- **WHAT TO WORK ON**
Copy out, word for word, everything below from the line containing "Where is each" down to the line containing "- datasets-list-inner: Data", including both of those lines.

# EXTRACTED MATERIAL start

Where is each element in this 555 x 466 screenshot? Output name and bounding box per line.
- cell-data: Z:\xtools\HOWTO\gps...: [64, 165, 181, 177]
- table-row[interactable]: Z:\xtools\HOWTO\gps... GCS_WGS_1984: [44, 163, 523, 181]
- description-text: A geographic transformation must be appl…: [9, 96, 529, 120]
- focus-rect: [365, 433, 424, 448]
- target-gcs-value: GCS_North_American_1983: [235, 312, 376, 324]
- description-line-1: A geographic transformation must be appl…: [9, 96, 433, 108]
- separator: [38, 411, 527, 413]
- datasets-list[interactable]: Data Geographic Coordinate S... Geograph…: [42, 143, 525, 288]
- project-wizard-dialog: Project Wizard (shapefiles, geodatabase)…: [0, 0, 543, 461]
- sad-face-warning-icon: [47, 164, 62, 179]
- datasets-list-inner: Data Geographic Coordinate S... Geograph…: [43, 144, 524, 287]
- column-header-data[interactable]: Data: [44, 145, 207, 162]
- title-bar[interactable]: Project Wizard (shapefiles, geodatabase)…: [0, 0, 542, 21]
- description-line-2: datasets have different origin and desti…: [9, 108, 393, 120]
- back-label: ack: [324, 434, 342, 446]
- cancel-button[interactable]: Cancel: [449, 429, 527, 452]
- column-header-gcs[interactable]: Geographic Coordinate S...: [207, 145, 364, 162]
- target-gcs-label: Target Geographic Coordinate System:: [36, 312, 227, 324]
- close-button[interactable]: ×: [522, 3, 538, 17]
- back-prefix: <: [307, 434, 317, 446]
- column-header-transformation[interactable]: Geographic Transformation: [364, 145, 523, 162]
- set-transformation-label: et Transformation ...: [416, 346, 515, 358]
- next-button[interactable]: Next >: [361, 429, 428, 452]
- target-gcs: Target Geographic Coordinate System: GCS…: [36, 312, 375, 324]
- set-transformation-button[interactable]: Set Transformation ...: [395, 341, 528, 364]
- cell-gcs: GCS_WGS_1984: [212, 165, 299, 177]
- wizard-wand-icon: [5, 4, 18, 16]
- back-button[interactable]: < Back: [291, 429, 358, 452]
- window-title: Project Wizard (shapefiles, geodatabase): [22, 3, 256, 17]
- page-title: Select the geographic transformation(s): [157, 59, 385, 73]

# EXTRACTED MATERIAL end
# EXTRACTED MATERIAL start

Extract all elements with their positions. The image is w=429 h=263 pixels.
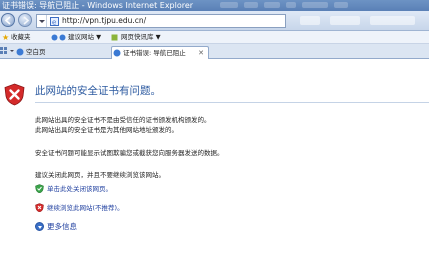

# EXTRACTED MATERIAL end
# EXTRACTED MATERIAL start

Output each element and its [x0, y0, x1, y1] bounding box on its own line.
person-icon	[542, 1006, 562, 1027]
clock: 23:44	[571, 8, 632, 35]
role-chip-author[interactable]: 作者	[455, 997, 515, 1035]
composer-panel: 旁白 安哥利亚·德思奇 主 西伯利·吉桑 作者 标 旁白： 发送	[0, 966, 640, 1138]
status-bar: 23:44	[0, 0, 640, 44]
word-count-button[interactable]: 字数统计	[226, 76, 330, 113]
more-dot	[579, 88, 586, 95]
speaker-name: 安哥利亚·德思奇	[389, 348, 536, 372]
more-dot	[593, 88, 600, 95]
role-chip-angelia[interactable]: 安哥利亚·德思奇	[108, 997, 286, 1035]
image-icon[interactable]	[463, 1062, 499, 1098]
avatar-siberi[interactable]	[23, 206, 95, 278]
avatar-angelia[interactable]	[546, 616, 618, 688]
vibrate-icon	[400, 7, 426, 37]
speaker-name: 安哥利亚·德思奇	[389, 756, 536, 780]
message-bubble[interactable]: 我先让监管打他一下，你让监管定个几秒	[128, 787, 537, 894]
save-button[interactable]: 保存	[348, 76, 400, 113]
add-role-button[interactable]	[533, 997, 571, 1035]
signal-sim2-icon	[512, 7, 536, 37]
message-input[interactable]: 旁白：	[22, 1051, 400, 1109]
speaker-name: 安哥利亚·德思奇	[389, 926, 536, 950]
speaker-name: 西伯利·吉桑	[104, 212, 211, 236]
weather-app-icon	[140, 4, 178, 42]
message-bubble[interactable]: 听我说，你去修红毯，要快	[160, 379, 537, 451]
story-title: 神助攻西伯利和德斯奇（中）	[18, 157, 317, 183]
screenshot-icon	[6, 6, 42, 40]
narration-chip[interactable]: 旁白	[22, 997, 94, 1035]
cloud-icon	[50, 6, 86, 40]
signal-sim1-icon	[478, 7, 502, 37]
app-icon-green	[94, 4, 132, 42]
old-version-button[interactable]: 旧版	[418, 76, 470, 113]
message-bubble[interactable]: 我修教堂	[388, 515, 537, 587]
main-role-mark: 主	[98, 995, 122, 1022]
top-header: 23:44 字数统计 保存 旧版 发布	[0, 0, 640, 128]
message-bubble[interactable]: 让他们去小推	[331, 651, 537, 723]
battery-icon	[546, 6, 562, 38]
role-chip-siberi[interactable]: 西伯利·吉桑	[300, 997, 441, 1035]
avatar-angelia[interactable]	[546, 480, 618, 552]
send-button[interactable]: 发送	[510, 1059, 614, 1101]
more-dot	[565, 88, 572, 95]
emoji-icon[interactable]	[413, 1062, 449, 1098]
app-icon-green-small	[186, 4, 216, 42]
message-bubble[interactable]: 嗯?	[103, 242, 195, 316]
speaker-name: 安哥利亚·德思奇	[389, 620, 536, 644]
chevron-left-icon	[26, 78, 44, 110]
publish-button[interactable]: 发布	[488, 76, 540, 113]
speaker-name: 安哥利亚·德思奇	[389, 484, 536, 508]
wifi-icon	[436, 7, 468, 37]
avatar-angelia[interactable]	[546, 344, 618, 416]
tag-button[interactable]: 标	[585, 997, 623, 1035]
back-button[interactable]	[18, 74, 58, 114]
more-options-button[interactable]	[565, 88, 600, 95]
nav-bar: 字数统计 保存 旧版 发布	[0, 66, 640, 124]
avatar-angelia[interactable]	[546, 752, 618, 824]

# EXTRACTED MATERIAL end

- **SOLUTION FOR THIS PROBLEM**
Where is each element in this 555 x 466 screenshot? Output name and bounding box per line.
- cell-data: Z:\xtools\HOWTO\gps...: [64, 165, 181, 177]
- table-row[interactable]: Z:\xtools\HOWTO\gps... GCS_WGS_1984: [44, 163, 523, 181]
- description-text: A geographic transformation must be appl…: [9, 96, 529, 120]
- focus-rect: [365, 433, 424, 448]
- target-gcs-value: GCS_North_American_1983: [235, 312, 376, 324]
- description-line-1: A geographic transformation must be appl…: [9, 96, 433, 108]
- separator: [38, 411, 527, 413]
- datasets-list[interactable]: Data Geographic Coordinate S... Geograph…: [42, 143, 525, 288]
- project-wizard-dialog: Project Wizard (shapefiles, geodatabase)…: [0, 0, 543, 461]
- sad-face-warning-icon: [47, 164, 62, 179]
- datasets-list-inner: Data Geographic Coordinate S... Geograph…: [43, 144, 524, 287]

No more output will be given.